:: DATASET

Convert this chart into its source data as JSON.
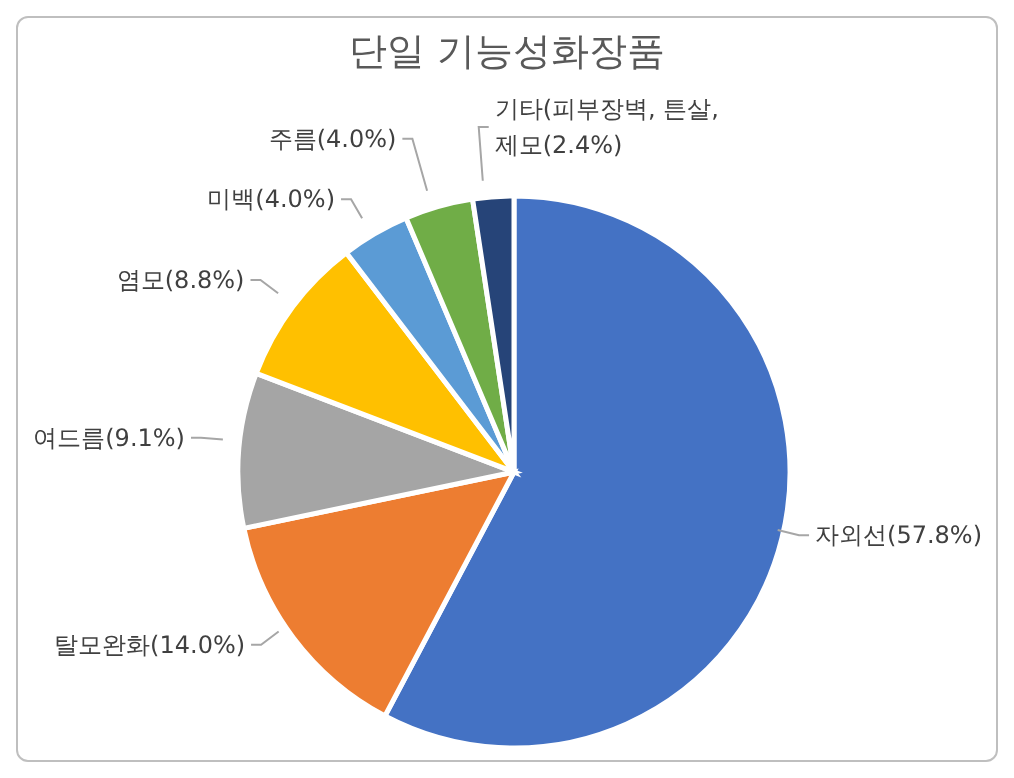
{
  "chart_data": {
    "type": "pie",
    "title": "단일 기능성화장품",
    "categories": [
      "자외선",
      "탈모완화",
      "여드름",
      "염모",
      "미백",
      "주름",
      "기타(피부장벽, 튼살, 제모"
    ],
    "values": [
      57.8,
      14.0,
      9.1,
      8.8,
      4.0,
      4.0,
      2.4
    ],
    "value_labels": [
      "(57.8%)",
      "(14.0%)",
      "(9.1%)",
      "(8.8%)",
      "(4.0%)",
      "(4.0%)",
      "(2.4%)"
    ],
    "colors": [
      "#4472c4",
      "#ed7d31",
      "#a5a5a5",
      "#ffc000",
      "#5b9bd5",
      "#70ad47",
      "#264478"
    ],
    "legend": false
  }
}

::::

(WORK TO DO) Leave out the pictures and copy everything else in the records word for word.

(THE OUTPUT)
Convert this chart into its source data as JSON.
{
  "chart_data": {
    "type": "pie",
    "title": "단일 기능성화장품",
    "categories": [
      "자외선",
      "탈모완화",
      "여드름",
      "염모",
      "미백",
      "주름",
      "기타(피부장벽, 튼살, 제모"
    ],
    "values": [
      57.8,
      14.0,
      9.1,
      8.8,
      4.0,
      4.0,
      2.4
    ],
    "value_labels": [
      "(57.8%)",
      "(14.0%)",
      "(9.1%)",
      "(8.8%)",
      "(4.0%)",
      "(4.0%)",
      "(2.4%)"
    ],
    "colors": [
      "#4472c4",
      "#ed7d31",
      "#a5a5a5",
      "#ffc000",
      "#5b9bd5",
      "#70ad47",
      "#264478"
    ],
    "legend": false
  }
}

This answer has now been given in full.